### Task goal
If a line in the entries contains the string "heart", include that line in your answer.

### Available data
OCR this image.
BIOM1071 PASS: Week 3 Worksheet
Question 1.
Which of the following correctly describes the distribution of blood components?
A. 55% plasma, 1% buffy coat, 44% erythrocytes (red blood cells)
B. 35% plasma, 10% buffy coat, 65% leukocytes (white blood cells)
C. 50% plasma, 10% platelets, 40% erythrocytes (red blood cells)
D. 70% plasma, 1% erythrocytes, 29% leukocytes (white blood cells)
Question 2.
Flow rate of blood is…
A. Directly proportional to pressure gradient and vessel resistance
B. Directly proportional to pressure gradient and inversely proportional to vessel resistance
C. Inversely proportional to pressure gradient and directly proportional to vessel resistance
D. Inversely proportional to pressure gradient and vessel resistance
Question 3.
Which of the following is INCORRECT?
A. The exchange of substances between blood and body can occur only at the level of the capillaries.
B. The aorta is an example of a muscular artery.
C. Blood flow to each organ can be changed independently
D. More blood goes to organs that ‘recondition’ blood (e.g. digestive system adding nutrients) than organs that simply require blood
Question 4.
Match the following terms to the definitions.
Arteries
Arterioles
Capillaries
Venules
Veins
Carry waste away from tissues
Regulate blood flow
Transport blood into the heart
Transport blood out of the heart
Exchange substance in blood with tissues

### Response
Transport blood into the heart
Transport blood out of the heart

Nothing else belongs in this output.